(Some records)
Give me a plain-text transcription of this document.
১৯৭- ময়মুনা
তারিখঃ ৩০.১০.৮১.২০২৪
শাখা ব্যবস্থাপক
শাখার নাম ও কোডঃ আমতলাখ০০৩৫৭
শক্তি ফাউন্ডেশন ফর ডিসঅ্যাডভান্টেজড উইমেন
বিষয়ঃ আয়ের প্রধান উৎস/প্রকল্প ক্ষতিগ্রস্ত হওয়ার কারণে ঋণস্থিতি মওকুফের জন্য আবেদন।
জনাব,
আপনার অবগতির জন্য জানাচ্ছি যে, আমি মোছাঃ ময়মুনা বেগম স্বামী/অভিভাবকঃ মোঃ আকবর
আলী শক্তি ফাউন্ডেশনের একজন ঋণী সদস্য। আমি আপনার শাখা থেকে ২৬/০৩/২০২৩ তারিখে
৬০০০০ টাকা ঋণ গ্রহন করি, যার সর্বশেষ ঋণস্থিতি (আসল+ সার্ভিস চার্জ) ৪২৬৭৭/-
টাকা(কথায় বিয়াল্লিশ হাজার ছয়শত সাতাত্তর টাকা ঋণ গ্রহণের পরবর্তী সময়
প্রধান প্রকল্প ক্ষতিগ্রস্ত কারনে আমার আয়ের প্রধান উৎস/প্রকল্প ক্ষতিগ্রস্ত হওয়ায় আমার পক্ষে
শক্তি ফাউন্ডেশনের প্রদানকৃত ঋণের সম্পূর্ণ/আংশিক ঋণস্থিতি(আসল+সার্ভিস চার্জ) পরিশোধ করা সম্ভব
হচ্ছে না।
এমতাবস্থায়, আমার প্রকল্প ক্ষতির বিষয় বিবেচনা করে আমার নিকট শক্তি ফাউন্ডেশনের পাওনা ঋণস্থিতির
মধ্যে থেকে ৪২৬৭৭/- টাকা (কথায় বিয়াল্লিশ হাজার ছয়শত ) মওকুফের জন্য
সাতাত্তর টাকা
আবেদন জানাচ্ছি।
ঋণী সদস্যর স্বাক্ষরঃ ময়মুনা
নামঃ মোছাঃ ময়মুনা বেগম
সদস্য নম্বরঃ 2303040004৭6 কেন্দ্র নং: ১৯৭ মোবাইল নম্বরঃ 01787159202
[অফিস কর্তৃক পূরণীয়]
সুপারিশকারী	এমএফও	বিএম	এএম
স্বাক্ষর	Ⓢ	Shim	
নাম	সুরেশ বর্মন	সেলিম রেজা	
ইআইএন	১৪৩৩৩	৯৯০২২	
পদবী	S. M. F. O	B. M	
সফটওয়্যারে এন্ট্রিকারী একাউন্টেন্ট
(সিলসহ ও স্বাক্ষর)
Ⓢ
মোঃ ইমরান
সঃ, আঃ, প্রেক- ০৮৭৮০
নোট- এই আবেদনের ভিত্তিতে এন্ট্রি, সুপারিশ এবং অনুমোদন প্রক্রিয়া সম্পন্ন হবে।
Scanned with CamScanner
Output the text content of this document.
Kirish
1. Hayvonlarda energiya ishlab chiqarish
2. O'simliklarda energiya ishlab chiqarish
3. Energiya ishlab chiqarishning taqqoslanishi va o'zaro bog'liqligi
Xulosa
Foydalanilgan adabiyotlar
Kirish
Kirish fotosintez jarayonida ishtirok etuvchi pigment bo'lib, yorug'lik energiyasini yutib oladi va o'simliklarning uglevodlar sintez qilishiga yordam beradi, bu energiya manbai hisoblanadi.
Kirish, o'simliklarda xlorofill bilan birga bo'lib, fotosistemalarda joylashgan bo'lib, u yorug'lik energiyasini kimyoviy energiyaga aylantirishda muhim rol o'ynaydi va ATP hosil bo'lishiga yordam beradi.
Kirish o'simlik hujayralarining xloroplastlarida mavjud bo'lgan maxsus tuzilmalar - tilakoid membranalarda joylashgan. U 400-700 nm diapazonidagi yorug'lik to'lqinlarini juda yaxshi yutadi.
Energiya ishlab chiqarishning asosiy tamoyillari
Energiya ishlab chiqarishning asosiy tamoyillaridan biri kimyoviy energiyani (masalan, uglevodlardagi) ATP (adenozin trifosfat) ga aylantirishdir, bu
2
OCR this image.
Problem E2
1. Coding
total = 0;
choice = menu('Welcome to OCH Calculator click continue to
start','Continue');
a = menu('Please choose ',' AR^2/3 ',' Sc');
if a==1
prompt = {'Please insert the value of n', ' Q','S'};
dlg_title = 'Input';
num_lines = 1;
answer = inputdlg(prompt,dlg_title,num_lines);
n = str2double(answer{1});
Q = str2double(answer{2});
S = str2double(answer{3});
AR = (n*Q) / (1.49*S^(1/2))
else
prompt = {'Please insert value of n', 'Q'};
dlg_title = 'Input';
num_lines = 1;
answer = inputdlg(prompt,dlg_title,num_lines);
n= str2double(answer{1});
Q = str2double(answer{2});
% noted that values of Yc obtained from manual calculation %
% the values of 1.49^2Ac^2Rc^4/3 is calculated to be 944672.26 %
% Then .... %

◆ **Exercise details**: Repeat every entry exactly as written above.

◆ **Finished exercise**:
Give me a plain-text transcription of this document.
১৯৭- ময়মুনা
তারিখঃ ৩০.১০.৮১.২০২৪
শাখা ব্যবস্থাপক
শাখার নাম ও কোডঃ আমতলাখ০০৩৫৭
শক্তি ফাউন্ডেশন ফর ডিসঅ্যাডভান্টেজড উইমেন
বিষয়ঃ আয়ের প্রধান উৎস/প্রকল্প ক্ষতিগ্রস্ত হওয়ার কারণে ঋণস্থিতি মওকুফের জন্য আবেদন।
জনাব,
আপনার অবগতির জন্য জানাচ্ছি যে, আমি মোছাঃ ময়মুনা বেগম স্বামী/অভিভাবকঃ মোঃ আকবর
আলী শক্তি ফাউন্ডেশনের একজন ঋণী সদস্য। আমি আপনার শাখা থেকে ২৬/০৩/২০২৩ তারিখে
৬০০০০ টাকা ঋণ গ্রহন করি, যার সর্বশেষ ঋণস্থিতি (আসল+ সার্ভিস চার্জ) ৪২৬৭৭/-
টাকা(কথায় বিয়াল্লিশ হাজার ছয়শত সাতাত্তর টাকা ঋণ গ্রহণের পরবর্তী সময়
প্রধান প্রকল্প ক্ষতিগ্রস্ত কারনে আমার আয়ের প্রধান উৎস/প্রকল্প ক্ষতিগ্রস্ত হওয়ায় আমার পক্ষে
শক্তি ফাউন্ডেশনের প্রদানকৃত ঋণের সম্পূর্ণ/আংশিক ঋণস্থিতি(আসল+সার্ভিস চার্জ) পরিশোধ করা সম্ভব
হচ্ছে না।
এমতাবস্থায়, আমার প্রকল্প ক্ষতির বিষয় বিবেচনা করে আমার নিকট শক্তি ফাউন্ডেশনের পাওনা ঋণস্থিতির
মধ্যে থেকে ৪২৬৭৭/- টাকা (কথায় বিয়াল্লিশ হাজার ছয়শত ) মওকুফের জন্য
সাতাত্তর টাকা
আবেদন জানাচ্ছি।
ঋণী সদস্যর স্বাক্ষরঃ ময়মুনা
নামঃ মোছাঃ ময়মুনা বেগম
সদস্য নম্বরঃ 2303040004৭6 কেন্দ্র নং: ১৯৭ মোবাইল নম্বরঃ 01787159202
[অফিস কর্তৃক পূরণীয়]
সুপারিশকারী	এমএফও	বিএম	এএম
স্বাক্ষর	Ⓢ	Shim	
নাম	সুরেশ বর্মন	সেলিম রেজা	
ইআইএন	১৪৩৩৩	৯৯০২২	
পদবী	S. M. F. O	B. M	
সফটওয়্যারে এন্ট্রিকারী একাউন্টেন্ট
(সিলসহ ও স্বাক্ষর)
Ⓢ
মোঃ ইমরান
সঃ, আঃ, প্রেক- ০৮৭৮০
নোট- এই আবেদনের ভিত্তিতে এন্ট্রি, সুপারিশ এবং অনুমোদন প্রক্রিয়া সম্পন্ন হবে।
Scanned with CamScanner
Output the text content of this document.
Kirish
1. Hayvonlarda energiya ishlab chiqarish
2. O'simliklarda energiya ishlab chiqarish
3. Energiya ishlab chiqarishning taqqoslanishi va o'zaro bog'liqligi
Xulosa
Foydalanilgan adabiyotlar
Kirish
Kirish fotosintez jarayonida ishtirok etuvchi pigment bo'lib, yorug'lik energiyasini yutib oladi va o'simliklarning uglevodlar sintez qilishiga yordam beradi, bu energiya manbai hisoblanadi.
Kirish, o'simliklarda xlorofill bilan birga bo'lib, fotosistemalarda joylashgan bo'lib, u yorug'lik energiyasini kimyoviy energiyaga aylantirishda muhim rol o'ynaydi va ATP hosil bo'lishiga yordam beradi.
Kirish o'simlik hujayralarining xloroplastlarida mavjud bo'lgan maxsus tuzilmalar - tilakoid membranalarda joylashgan. U 400-700 nm diapazonidagi yorug'lik to'lqinlarini juda yaxshi yutadi.
Energiya ishlab chiqarishning asosiy tamoyillari
Energiya ishlab chiqarishning asosiy tamoyillaridan biri kimyoviy energiyani (masalan, uglevodlardagi) ATP (adenozin trifosfat) ga aylantirishdir, bu
2
OCR this image.
Problem E2
1. Coding
total = 0;
choice = menu('Welcome to OCH Calculator click continue to
start','Continue');
a = menu('Please choose ',' AR^2/3 ',' Sc');
if a==1
prompt = {'Please insert the value of n', ' Q','S'};
dlg_title = 'Input';
num_lines = 1;
answer = inputdlg(prompt,dlg_title,num_lines);
n = str2double(answer{1});
Q = str2double(answer{2});
S = str2double(answer{3});
AR = (n*Q) / (1.49*S^(1/2))
else
prompt = {'Please insert value of n', 'Q'};
dlg_title = 'Input';
num_lines = 1;
answer = inputdlg(prompt,dlg_title,num_lines);
n= str2double(answer{1});
Q = str2double(answer{2});
% noted that values of Yc obtained from manual calculation %
% the values of 1.49^2Ac^2Rc^4/3 is calculated to be 944672.26 %
% Then .... %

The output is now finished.